_DATASET RECORDS_
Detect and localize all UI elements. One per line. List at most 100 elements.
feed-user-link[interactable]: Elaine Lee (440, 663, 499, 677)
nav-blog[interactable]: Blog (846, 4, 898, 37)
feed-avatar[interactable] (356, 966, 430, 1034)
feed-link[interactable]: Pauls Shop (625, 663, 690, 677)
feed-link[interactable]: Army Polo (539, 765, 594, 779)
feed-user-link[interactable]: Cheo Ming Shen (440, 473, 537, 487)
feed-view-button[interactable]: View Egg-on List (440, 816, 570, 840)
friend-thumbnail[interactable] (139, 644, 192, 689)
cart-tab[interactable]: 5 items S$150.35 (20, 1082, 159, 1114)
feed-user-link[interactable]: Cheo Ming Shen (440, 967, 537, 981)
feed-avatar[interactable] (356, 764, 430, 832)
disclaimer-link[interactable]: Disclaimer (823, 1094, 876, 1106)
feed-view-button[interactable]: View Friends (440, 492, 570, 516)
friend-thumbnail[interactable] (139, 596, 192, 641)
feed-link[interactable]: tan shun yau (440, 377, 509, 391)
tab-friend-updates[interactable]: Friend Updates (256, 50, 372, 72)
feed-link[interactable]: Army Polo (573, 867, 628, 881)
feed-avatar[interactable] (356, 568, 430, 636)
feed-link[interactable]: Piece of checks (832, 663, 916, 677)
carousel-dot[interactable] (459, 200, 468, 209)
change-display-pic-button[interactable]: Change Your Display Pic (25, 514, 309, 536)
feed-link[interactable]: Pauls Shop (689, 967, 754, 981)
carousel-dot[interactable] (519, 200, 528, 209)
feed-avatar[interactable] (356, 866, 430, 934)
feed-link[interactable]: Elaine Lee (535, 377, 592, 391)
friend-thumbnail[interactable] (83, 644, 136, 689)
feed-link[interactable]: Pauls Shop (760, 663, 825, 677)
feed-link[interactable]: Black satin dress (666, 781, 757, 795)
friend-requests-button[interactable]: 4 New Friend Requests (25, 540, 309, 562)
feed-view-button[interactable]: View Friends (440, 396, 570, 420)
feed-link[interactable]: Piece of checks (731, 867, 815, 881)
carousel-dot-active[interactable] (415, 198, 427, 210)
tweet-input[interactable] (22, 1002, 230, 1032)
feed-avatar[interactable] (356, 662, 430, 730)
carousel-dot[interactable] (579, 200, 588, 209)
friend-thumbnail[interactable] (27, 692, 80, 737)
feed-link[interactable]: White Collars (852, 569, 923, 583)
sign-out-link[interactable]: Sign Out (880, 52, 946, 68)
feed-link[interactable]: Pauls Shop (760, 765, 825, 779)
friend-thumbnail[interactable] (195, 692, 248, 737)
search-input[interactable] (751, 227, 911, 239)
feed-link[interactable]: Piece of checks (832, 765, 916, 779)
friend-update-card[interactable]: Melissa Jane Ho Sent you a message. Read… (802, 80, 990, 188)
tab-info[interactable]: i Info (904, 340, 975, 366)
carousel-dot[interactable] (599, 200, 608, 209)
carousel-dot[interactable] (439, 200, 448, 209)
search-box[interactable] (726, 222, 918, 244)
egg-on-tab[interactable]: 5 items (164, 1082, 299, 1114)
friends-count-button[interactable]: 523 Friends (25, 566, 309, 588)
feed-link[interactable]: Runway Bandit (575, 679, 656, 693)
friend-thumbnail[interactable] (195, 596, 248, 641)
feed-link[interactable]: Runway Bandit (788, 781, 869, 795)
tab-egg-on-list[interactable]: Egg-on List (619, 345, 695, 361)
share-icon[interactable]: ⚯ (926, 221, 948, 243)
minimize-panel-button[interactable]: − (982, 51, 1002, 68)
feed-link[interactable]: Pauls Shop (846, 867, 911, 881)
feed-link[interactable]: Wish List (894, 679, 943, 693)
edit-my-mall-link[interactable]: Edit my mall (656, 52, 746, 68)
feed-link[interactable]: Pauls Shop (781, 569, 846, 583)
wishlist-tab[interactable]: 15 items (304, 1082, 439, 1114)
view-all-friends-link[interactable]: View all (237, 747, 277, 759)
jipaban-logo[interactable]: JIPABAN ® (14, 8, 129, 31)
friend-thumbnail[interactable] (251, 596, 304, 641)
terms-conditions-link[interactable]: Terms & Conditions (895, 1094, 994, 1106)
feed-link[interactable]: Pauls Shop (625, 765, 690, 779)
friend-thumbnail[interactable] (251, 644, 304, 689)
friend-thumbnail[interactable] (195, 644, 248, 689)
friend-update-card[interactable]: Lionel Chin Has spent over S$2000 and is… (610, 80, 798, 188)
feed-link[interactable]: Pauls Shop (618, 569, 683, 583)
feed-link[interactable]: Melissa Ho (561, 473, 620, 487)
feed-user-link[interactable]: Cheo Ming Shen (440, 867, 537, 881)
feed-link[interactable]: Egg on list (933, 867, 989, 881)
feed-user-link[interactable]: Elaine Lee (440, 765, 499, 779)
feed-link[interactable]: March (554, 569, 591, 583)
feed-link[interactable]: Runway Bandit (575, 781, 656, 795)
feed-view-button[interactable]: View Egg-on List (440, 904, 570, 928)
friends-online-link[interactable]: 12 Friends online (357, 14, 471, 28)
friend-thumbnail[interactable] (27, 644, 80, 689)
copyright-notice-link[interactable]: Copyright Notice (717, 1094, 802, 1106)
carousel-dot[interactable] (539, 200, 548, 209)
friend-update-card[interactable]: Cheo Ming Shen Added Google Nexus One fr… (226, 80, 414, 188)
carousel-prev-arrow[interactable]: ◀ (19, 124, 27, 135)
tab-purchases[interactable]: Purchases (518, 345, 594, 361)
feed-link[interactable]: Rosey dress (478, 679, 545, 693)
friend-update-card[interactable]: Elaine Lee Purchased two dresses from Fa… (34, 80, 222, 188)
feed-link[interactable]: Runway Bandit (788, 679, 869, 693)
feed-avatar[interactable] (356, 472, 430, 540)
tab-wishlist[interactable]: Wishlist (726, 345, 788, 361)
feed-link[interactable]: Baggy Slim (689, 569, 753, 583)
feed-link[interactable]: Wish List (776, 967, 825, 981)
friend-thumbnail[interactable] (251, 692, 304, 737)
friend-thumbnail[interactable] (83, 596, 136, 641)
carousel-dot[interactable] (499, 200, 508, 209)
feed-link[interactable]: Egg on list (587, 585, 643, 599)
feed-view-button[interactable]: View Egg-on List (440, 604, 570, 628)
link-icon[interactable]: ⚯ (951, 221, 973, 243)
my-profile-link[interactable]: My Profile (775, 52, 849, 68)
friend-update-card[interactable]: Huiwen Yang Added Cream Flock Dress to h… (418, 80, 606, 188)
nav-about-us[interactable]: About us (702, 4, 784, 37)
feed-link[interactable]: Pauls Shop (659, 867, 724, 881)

_AIM OF THE TASK_
Please output every line from the start of the entries up to and including the line containing "feed-link[interactable]: Army Polo (539, 765, 594, 779)" as a JSON list of strings, one string per line, leaving out any blank lines.

_OUTPUT OF THE TASK_
[
  "Detect and localize all UI elements. One per line. List at most 100 elements.",
  "feed-user-link[interactable]: Elaine Lee (440, 663, 499, 677)",
  "nav-blog[interactable]: Blog (846, 4, 898, 37)",
  "feed-avatar[interactable] (356, 966, 430, 1034)",
  "feed-link[interactable]: Pauls Shop (625, 663, 690, 677)",
  "feed-link[interactable]: Army Polo (539, 765, 594, 779)"
]